-- TASK TO COMPLETE --
Lines in the listing below containing the string "locus" are to be identified and copied.

-- EXTRACTED INFORMATION --
--------------------------------
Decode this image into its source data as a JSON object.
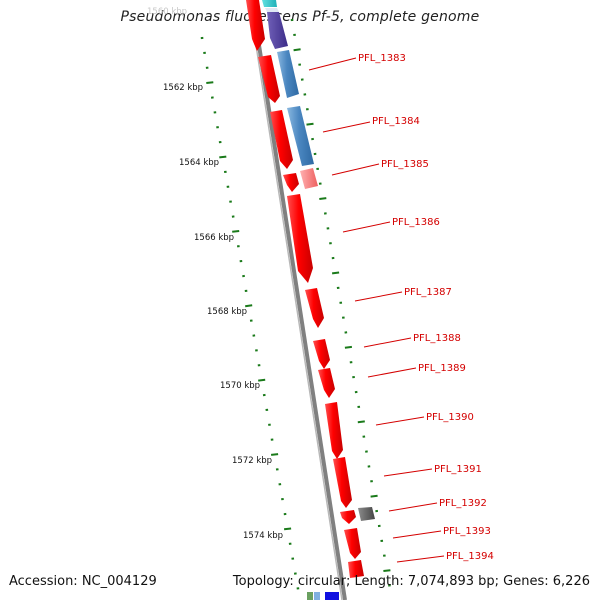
{
  "title": "Pseudomonas fluorescens Pf-5, complete genome",
  "accession": "Accession: NC_004129",
  "summary": "Topology: circular; Length: 7,074,893 bp; Genes: 6,226",
  "colors": {
    "forward": "#ff0000",
    "reverse": "#4a86c0",
    "tick": "#1a7a1a",
    "backbone": "#808080",
    "label": "#d40000"
  },
  "scale_labels": [
    {
      "kbp": 1562,
      "label": "1562 kbp"
    },
    {
      "kbp": 1564,
      "label": "1564 kbp"
    },
    {
      "kbp": 1566,
      "label": "1566 kbp"
    },
    {
      "kbp": 1568,
      "label": "1568 kbp"
    },
    {
      "kbp": 1570,
      "label": "1570 kbp"
    },
    {
      "kbp": 1572,
      "label": "1572 kbp"
    },
    {
      "kbp": 1574,
      "label": "1574 kbp"
    }
  ],
  "genes": [
    {
      "locus": "PFL_1383"
    },
    {
      "locus": "PFL_1384"
    },
    {
      "locus": "PFL_1385"
    },
    {
      "locus": "PFL_1386"
    },
    {
      "locus": "PFL_1387"
    },
    {
      "locus": "PFL_1388"
    },
    {
      "locus": "PFL_1389"
    },
    {
      "locus": "PFL_1390"
    },
    {
      "locus": "PFL_1391"
    },
    {
      "locus": "PFL_1392"
    },
    {
      "locus": "PFL_1393"
    },
    {
      "locus": "PFL_1394"
    }
  ]
}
--------------------------------
-- OUTPUT --
      "locus": "PFL_1383"
      "locus": "PFL_1384"
      "locus": "PFL_1385"
      "locus": "PFL_1386"
      "locus": "PFL_1387"
      "locus": "PFL_1388"
      "locus": "PFL_1389"
      "locus": "PFL_1390"
      "locus": "PFL_1391"
      "locus": "PFL_1392"
      "locus": "PFL_1393"
      "locus": "PFL_1394"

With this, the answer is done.